Go through the material and tally the lines containing the string "table". Give the total alone.

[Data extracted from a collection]

########

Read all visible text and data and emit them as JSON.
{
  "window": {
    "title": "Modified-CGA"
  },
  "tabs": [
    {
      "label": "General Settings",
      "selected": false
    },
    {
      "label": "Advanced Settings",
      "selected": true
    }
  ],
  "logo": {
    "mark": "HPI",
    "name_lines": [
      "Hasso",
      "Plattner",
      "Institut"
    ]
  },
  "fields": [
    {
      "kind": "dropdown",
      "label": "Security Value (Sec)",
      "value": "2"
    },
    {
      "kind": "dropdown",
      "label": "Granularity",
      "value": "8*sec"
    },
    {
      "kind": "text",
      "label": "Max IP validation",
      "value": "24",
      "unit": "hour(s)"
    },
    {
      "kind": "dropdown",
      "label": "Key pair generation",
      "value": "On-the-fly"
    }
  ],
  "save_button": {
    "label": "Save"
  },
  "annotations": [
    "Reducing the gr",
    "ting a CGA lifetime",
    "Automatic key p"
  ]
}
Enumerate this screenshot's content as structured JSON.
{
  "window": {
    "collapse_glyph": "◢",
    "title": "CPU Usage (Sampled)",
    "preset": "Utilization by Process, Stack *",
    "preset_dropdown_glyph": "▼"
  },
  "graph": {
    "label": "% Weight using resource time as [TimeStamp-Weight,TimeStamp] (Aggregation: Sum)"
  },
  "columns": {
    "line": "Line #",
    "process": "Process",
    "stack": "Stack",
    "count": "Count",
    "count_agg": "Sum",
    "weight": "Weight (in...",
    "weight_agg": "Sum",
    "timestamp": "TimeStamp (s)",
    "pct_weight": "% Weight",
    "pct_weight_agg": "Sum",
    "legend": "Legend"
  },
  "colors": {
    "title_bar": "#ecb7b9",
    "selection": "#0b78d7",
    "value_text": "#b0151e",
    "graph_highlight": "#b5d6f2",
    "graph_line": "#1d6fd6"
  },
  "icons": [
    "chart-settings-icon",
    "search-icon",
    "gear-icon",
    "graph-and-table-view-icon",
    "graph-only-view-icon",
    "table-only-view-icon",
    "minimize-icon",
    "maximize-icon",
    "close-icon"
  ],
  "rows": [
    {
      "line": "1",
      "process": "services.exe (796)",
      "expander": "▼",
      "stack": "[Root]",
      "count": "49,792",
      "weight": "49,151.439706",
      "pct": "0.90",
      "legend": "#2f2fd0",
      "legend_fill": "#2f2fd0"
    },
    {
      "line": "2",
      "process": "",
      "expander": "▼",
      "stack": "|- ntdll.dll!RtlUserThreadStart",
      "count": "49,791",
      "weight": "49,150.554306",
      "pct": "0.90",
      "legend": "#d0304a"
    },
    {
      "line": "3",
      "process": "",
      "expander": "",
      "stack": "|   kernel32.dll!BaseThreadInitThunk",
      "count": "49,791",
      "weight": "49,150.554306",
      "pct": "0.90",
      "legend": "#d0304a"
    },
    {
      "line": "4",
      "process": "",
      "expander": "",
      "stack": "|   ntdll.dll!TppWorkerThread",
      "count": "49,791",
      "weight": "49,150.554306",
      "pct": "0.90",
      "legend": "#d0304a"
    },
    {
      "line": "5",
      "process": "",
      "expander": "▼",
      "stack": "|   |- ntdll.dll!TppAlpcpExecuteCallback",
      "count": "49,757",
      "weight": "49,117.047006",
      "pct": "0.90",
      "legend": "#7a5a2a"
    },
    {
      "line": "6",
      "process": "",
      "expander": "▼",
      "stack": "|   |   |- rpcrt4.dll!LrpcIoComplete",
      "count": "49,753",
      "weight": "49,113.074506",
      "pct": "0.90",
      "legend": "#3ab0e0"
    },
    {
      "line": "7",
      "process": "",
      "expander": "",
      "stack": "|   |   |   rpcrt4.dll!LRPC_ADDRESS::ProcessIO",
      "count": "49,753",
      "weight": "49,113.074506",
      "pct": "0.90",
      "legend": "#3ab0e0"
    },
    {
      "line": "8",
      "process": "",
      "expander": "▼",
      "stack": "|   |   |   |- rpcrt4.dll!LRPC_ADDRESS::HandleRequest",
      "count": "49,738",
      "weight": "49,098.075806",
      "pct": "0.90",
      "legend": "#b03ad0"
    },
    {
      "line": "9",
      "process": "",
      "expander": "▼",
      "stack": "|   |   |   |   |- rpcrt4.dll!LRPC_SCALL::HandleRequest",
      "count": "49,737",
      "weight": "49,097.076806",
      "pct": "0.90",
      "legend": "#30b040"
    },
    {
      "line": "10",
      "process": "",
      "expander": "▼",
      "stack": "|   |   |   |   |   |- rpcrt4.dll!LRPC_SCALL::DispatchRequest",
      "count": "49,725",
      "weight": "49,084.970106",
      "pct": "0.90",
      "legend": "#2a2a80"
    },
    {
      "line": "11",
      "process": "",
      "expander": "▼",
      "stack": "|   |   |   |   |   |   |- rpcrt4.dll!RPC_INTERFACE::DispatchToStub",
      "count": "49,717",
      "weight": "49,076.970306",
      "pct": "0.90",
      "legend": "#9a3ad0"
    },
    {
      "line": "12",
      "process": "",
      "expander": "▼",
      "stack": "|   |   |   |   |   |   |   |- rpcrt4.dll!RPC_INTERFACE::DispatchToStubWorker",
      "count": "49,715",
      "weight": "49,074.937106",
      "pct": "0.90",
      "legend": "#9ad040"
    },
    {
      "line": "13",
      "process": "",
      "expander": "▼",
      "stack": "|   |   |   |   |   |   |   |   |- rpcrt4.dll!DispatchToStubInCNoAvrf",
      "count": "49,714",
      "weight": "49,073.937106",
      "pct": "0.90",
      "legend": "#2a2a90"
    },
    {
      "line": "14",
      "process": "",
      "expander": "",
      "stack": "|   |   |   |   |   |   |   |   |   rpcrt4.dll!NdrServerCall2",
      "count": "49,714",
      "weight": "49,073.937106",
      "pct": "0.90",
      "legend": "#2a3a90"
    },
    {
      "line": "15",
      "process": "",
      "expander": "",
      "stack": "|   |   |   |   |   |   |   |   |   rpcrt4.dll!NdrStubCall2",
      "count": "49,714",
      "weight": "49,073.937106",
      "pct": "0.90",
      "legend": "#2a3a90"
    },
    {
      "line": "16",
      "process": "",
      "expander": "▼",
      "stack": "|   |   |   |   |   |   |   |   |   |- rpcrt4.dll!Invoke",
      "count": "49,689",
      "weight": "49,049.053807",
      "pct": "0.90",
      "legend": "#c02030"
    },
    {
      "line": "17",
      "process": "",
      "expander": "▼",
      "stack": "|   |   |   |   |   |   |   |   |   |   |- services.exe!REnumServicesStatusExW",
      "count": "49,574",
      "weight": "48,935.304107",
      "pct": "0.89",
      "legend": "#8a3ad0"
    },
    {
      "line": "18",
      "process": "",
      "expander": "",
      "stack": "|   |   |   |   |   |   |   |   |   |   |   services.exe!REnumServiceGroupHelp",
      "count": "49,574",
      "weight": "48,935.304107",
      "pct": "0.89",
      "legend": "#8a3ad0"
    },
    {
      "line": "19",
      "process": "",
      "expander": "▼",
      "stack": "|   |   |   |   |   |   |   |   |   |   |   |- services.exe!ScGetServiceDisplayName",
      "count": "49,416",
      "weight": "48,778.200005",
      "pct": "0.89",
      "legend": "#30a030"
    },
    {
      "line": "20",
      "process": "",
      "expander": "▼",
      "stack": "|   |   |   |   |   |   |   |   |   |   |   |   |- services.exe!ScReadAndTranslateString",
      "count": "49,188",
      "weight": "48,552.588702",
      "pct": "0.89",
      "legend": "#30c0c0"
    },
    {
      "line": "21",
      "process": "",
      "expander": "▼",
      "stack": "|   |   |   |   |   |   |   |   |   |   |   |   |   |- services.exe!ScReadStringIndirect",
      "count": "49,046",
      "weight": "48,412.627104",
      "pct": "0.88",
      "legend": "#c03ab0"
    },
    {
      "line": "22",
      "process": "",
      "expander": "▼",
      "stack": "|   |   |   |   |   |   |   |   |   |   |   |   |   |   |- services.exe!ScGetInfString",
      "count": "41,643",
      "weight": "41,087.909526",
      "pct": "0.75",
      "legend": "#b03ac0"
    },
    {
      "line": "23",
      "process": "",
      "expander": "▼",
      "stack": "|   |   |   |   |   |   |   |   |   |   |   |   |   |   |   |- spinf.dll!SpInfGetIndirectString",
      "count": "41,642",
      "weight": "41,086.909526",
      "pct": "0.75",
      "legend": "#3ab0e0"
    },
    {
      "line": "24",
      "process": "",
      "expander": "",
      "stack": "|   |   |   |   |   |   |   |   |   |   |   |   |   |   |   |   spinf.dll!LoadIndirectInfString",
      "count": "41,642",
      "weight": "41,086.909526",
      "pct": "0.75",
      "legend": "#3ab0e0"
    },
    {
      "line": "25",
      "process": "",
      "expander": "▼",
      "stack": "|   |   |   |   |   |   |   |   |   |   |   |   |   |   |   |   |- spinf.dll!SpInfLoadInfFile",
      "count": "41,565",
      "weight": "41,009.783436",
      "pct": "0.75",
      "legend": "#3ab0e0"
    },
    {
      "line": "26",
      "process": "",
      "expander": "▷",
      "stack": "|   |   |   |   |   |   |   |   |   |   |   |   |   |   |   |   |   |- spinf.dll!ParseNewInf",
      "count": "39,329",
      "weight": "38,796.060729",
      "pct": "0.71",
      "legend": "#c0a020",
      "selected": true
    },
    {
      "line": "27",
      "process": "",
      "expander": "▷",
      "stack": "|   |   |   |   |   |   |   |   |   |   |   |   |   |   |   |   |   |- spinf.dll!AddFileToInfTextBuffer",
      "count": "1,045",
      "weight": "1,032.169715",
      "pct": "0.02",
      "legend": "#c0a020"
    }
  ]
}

########

Full answer | 2